Data entries

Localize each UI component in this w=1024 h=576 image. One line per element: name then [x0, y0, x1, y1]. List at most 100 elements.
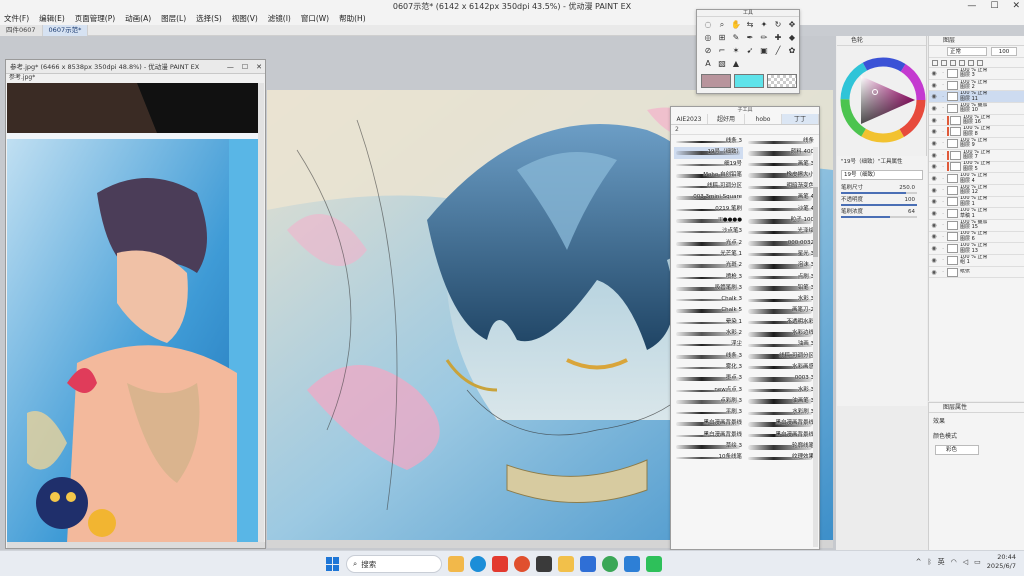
maximize-button[interactable]: ☐ — [990, 0, 998, 13]
brush-item[interactable]: 0219 笔刷 — [674, 204, 743, 215]
object-tool-icon[interactable]: ✥ — [786, 19, 798, 30]
ref-minimize-button[interactable]: — — [227, 60, 234, 74]
brush-item[interactable]: 线条 — [746, 136, 815, 147]
eye-icon[interactable]: ◉ — [929, 269, 939, 276]
brush-item[interactable]: 粒子 100 — [746, 215, 815, 226]
rotate-tool-icon[interactable]: ↻ — [772, 19, 784, 30]
brush-item[interactable]: 003 3mini Square — [674, 192, 743, 203]
main-color-swatch[interactable] — [701, 74, 731, 88]
lock-transparency-icon[interactable] — [950, 59, 956, 66]
color-wheel-panel[interactable]: 色轮 — [837, 36, 927, 156]
blend-tool-icon[interactable]: ⊘ — [702, 45, 714, 56]
layer-row[interactable]: ◉ · 100 % 正常 图层 1 — [929, 196, 1024, 209]
minimize-button[interactable]: — — [967, 0, 976, 13]
lock-layer-icon[interactable] — [959, 59, 965, 66]
ruler-tool-icon[interactable]: ⌐ — [716, 45, 728, 56]
density-row[interactable]: 笔刷浓度 64 — [837, 206, 927, 218]
menu-animation[interactable]: 动画(A) — [125, 13, 151, 25]
close-button[interactable]: ✕ — [1012, 0, 1020, 13]
brush-item[interactable]: 光点 2 — [674, 238, 743, 249]
pen-tool-icon[interactable]: ✎ — [730, 32, 742, 43]
reference-window[interactable]: 参考.jpg* (6466 x 8538px 350dpi 48.8%) - 优… — [5, 59, 266, 549]
brush-item[interactable]: 草绘 3 — [674, 441, 743, 452]
eye-icon[interactable]: ◉ — [929, 222, 939, 229]
eye-icon[interactable]: ◉ — [929, 140, 939, 147]
brush-item[interactable]: 黑白漫画背景线 — [746, 418, 815, 429]
ime-indicator[interactable]: 英 — [938, 557, 945, 567]
brush-item[interactable]: 泡沫 3 — [746, 260, 815, 271]
layer-lock-icon[interactable]: · — [939, 117, 947, 123]
line-tool-icon[interactable]: ╱ — [772, 45, 784, 56]
brush-item[interactable]: 线稿-可调分区 — [674, 181, 743, 192]
battery-icon[interactable]: ▭ — [974, 558, 981, 566]
brush-item[interactable]: 星光 3 — [746, 249, 815, 260]
marker-tool-icon[interactable]: ✒ — [744, 32, 756, 43]
brush-item[interactable]: 水彩 2 — [674, 328, 743, 339]
layer-opacity-input[interactable]: 100 — [991, 47, 1017, 56]
sub-tool-panel[interactable]: 子工具 AIE2023 超好用 hobo 丁丁 2 线条 3 线条 19号（细致） 颜… — [670, 106, 820, 550]
density-slider[interactable] — [841, 216, 917, 218]
layer-row[interactable]: ◉ · 100 % 叠加 图层 15 — [929, 220, 1024, 232]
layer-lock-icon[interactable]: · — [939, 94, 947, 100]
layer-lock-icon[interactable]: · — [939, 129, 947, 135]
eye-icon[interactable]: ◉ — [929, 233, 939, 240]
brush-item[interactable]: 水彩画感 — [746, 362, 815, 373]
layer-row[interactable]: ◉ · 100 % 正常 图层 2 — [929, 80, 1024, 92]
edge-browser-icon[interactable] — [470, 556, 486, 572]
hand-tool-icon[interactable]: ✋ — [730, 19, 742, 30]
eye-icon[interactable]: ◉ — [929, 82, 939, 89]
layer-row[interactable]: ◉ · 100 % 正常 图层 13 — [929, 243, 1024, 255]
layer-lock-icon[interactable]: · — [939, 222, 947, 228]
brush-item[interactable]: 吸管笔刷 3 — [674, 283, 743, 294]
sub-tool-tab-1[interactable]: AIE2023 — [671, 114, 708, 124]
brush-item[interactable]: 细19号 — [674, 159, 743, 170]
doc-tab-1[interactable]: 四件0607 — [0, 25, 43, 36]
taskbar-search[interactable]: ⌕ 搜索 — [346, 555, 442, 573]
weibo-icon[interactable] — [514, 556, 530, 572]
layer-tab[interactable]: 图层 — [929, 36, 1024, 46]
layer-lock-icon[interactable]: · — [939, 164, 947, 170]
wps-office-icon[interactable] — [492, 556, 508, 572]
brush-item[interactable]: 橡皮擦大小 — [746, 170, 815, 181]
layer-lock-icon[interactable]: · — [939, 82, 947, 88]
layer-lock-icon[interactable]: · — [939, 152, 947, 158]
layer-lock-icon[interactable]: · — [939, 211, 947, 217]
layer-row[interactable]: ◉ · 100 % 正常 草稿 1 — [929, 208, 1024, 220]
eye-icon[interactable]: ◉ — [929, 105, 939, 112]
eye-icon[interactable]: ◉ — [929, 210, 939, 217]
brush-item[interactable]: 10条线笔 — [674, 452, 743, 463]
brush-item[interactable]: 000 0032 — [746, 238, 815, 249]
ref-maximize-button[interactable]: ☐ — [242, 60, 248, 74]
layer-lock-icon[interactable]: · — [939, 187, 947, 193]
brush-item[interactable]: 浮尘 — [674, 339, 743, 350]
file-explorer-icon[interactable] — [558, 556, 574, 572]
layer-panel[interactable]: 图层 正常 100 ◉ · 100 % 正常 图层 3 ◉ · 100 % 正常 图层 2… — [928, 36, 1024, 401]
layer-lock-icon[interactable]: · — [939, 257, 947, 263]
brush-item[interactable]: 明暗渐变色 — [746, 181, 815, 192]
eye-icon[interactable]: ◉ — [929, 70, 939, 77]
ruler-icon[interactable] — [977, 59, 983, 66]
brush-item[interactable]: 铅笔 3 — [746, 283, 815, 294]
decoration-tool-icon[interactable]: ✚ — [772, 32, 784, 43]
layer-lock-icon[interactable]: · — [939, 70, 947, 76]
pattern-tool-icon[interactable]: ✿ — [786, 45, 798, 56]
menu-select[interactable]: 选择(S) — [196, 13, 222, 25]
layer-row[interactable]: ◉ · 纸张 — [929, 267, 1024, 279]
brush-item[interactable]: 晕染 1 — [674, 317, 743, 328]
layer-row[interactable]: ◉ · 100 % 正常 图层 3 — [929, 68, 1024, 80]
layer-row[interactable]: ◉ · 100 % 正常 图层 16 — [929, 115, 1024, 127]
color-wheel[interactable] — [839, 48, 927, 148]
brush-item[interactable]: 黑白漫画背景线 — [746, 430, 815, 441]
layer-row[interactable]: ◉ · 100 % 正常 图层 4 — [929, 173, 1024, 185]
layer-lock-icon[interactable]: · — [939, 269, 947, 275]
color-wheel-tab[interactable]: 色轮 — [837, 36, 926, 46]
brush-item[interactable]: 画笔 4 — [746, 192, 815, 203]
paint-app-icon[interactable] — [536, 556, 552, 572]
sub-tool-scrollbar[interactable] — [813, 147, 818, 547]
brush-item[interactable]: 光斑 2 — [674, 260, 743, 271]
brush-item[interactable]: 线条 3 — [674, 351, 743, 362]
brush-item[interactable]: 点刷 3 — [746, 272, 815, 283]
menu-view[interactable]: 视图(V) — [232, 13, 258, 25]
mail-icon[interactable] — [624, 556, 640, 572]
brush-item[interactable]: 光泽绘 — [746, 226, 815, 237]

**Problem**:
Return every line of the items above unchanged, leaving out the pictures.

**Full response**:
Localize each UI component in this w=1024 h=576 image. One line per element: name then [x0, y0, x1, y1]. List at most 100 elements.
maximize-button[interactable]: ☐ — [990, 0, 998, 13]
brush-item[interactable]: 0219 笔刷 — [674, 204, 743, 215]
object-tool-icon[interactable]: ✥ — [786, 19, 798, 30]
ref-minimize-button[interactable]: — — [227, 60, 234, 74]
brush-item[interactable]: 线条 — [746, 136, 815, 147]
eye-icon[interactable]: ◉ — [929, 269, 939, 276]
brush-item[interactable]: 粒子 100 — [746, 215, 815, 226]
rotate-tool-icon[interactable]: ↻ — [772, 19, 784, 30]
brush-item[interactable]: 003 3mini Square — [674, 192, 743, 203]
main-color-swatch[interactable] — [701, 74, 731, 88]
lock-transparency-icon[interactable] — [950, 59, 956, 66]
color-wheel-panel[interactable]: 色轮 — [837, 36, 927, 156]
blend-tool-icon[interactable]: ⊘ — [702, 45, 714, 56]
layer-row[interactable]: ◉ · 100 % 正常 图层 1 — [929, 196, 1024, 209]
minimize-button[interactable]: — — [967, 0, 976, 13]
lock-layer-icon[interactable] — [959, 59, 965, 66]
ruler-tool-icon[interactable]: ⌐ — [716, 45, 728, 56]
density-row[interactable]: 笔刷浓度 64 — [837, 206, 927, 218]
menu-animation[interactable]: 动画(A) — [125, 13, 151, 25]
close-button[interactable]: ✕ — [1012, 0, 1020, 13]
brush-item[interactable]: 光点 2 — [674, 238, 743, 249]
pen-tool-icon[interactable]: ✎ — [730, 32, 742, 43]
reference-window[interactable]: 参考.jpg* (6466 x 8538px 350dpi 48.8%) - 优… — [5, 59, 266, 549]
brush-item[interactable]: 草绘 3 — [674, 441, 743, 452]
eye-icon[interactable]: ◉ — [929, 222, 939, 229]
eye-icon[interactable]: ◉ — [929, 140, 939, 147]
brush-item[interactable]: 黑白漫画背景线 — [746, 418, 815, 429]
ime-indicator[interactable]: 英 — [938, 557, 945, 567]
brush-item[interactable]: 泡沫 3 — [746, 260, 815, 271]
layer-lock-icon[interactable]: · — [939, 117, 947, 123]
line-tool-icon[interactable]: ╱ — [772, 45, 784, 56]
brush-item[interactable]: 线稿-可调分区 — [674, 181, 743, 192]
battery-icon[interactable]: ▭ — [974, 558, 981, 566]
brush-item[interactable]: 星光 3 — [746, 249, 815, 260]
marker-tool-icon[interactable]: ✒ — [744, 32, 756, 43]
brush-item[interactable]: 水彩 2 — [674, 328, 743, 339]
layer-opacity-input[interactable]: 100 — [991, 47, 1017, 56]
sub-tool-panel[interactable]: 子工具 AIE2023 超好用 hobo 丁丁 2 线条 3 线条 19号（细致） 颜… — [670, 106, 820, 550]
density-slider[interactable] — [841, 216, 917, 218]
layer-row[interactable]: ◉ · 100 % 叠加 图层 15 — [929, 220, 1024, 232]
layer-lock-icon[interactable]: · — [939, 94, 947, 100]
layer-lock-icon[interactable]: · — [939, 129, 947, 135]
eye-icon[interactable]: ◉ — [929, 233, 939, 240]
brush-item[interactable]: 水彩画感 — [746, 362, 815, 373]
layer-row[interactable]: ◉ · 100 % 正常 图层 2 — [929, 80, 1024, 92]
edge-browser-icon[interactable] — [470, 556, 486, 572]
hand-tool-icon[interactable]: ✋ — [730, 19, 742, 30]
eye-icon[interactable]: ◉ — [929, 82, 939, 89]
layer-row[interactable]: ◉ · 100 % 正常 图层 13 — [929, 243, 1024, 255]
layer-lock-icon[interactable]: · — [939, 222, 947, 228]
brush-item[interactable]: 吸管笔刷 3 — [674, 283, 743, 294]
sub-tool-tab-1[interactable]: AIE2023 — [671, 114, 708, 124]
brush-item[interactable]: 细19号 — [674, 159, 743, 170]
doc-tab-1[interactable]: 四件0607 — [0, 25, 43, 36]
taskbar-search[interactable]: ⌕ 搜索 — [346, 555, 442, 573]
weibo-icon[interactable] — [514, 556, 530, 572]
layer-tab[interactable]: 图层 — [929, 36, 1024, 46]
layer-lock-icon[interactable]: · — [939, 164, 947, 170]
wps-office-icon[interactable] — [492, 556, 508, 572]
brush-item[interactable]: 橡皮擦大小 — [746, 170, 815, 181]
layer-lock-icon[interactable]: · — [939, 82, 947, 88]
layer-lock-icon[interactable]: · — [939, 152, 947, 158]
layer-lock-icon[interactable]: · — [939, 211, 947, 217]
layer-row[interactable]: ◉ · 100 % 正常 草稿 1 — [929, 208, 1024, 220]
eye-icon[interactable]: ◉ — [929, 105, 939, 112]
eye-icon[interactable]: ◉ — [929, 210, 939, 217]
brush-item[interactable]: 10条线笔 — [674, 452, 743, 463]
brush-item[interactable]: 000 0032 — [746, 238, 815, 249]
ref-maximize-button[interactable]: ☐ — [242, 60, 248, 74]
layer-lock-icon[interactable]: · — [939, 187, 947, 193]
brush-item[interactable]: 浮尘 — [674, 339, 743, 350]
file-explorer-icon[interactable] — [558, 556, 574, 572]
layer-panel[interactable]: 图层 正常 100 ◉ · 100 % 正常 图层 3 ◉ · 100 % 正常 图层 2… — [928, 36, 1024, 401]
layer-lock-icon[interactable]: · — [939, 257, 947, 263]
brush-item[interactable]: 明暗渐变色 — [746, 181, 815, 192]
eye-icon[interactable]: ◉ — [929, 70, 939, 77]
ruler-icon[interactable] — [977, 59, 983, 66]
brush-item[interactable]: 铅笔 3 — [746, 283, 815, 294]
decoration-tool-icon[interactable]: ✚ — [772, 32, 784, 43]
layer-lock-icon[interactable]: · — [939, 70, 947, 76]
pattern-tool-icon[interactable]: ✿ — [786, 45, 798, 56]
menu-select[interactable]: 选择(S) — [196, 13, 222, 25]
layer-row[interactable]: ◉ · 纸张 — [929, 267, 1024, 279]
brush-item[interactable]: 晕染 1 — [674, 317, 743, 328]
layer-row[interactable]: ◉ · 100 % 正常 图层 3 — [929, 68, 1024, 80]
layer-row[interactable]: ◉ · 100 % 正常 图层 16 — [929, 115, 1024, 127]
color-wheel[interactable] — [839, 48, 927, 148]
brush-item[interactable]: 黑白漫画背景线 — [746, 430, 815, 441]
layer-row[interactable]: ◉ · 100 % 正常 图层 4 — [929, 173, 1024, 185]
layer-lock-icon[interactable]: · — [939, 269, 947, 275]
color-wheel-tab[interactable]: 色轮 — [837, 36, 926, 46]
brush-item[interactable]: 画笔 4 — [746, 192, 815, 203]
paint-app-icon[interactable] — [536, 556, 552, 572]
sub-tool-scrollbar[interactable] — [813, 147, 818, 547]
brush-item[interactable]: 光斑 2 — [674, 260, 743, 271]
brush-item[interactable]: 线条 3 — [674, 351, 743, 362]
brush-item[interactable]: 点刷 3 — [746, 272, 815, 283]
menu-view[interactable]: 视图(V) — [232, 13, 258, 25]
mail-icon[interactable] — [624, 556, 640, 572]
brush-item[interactable]: 光泽绘 — [746, 226, 815, 237]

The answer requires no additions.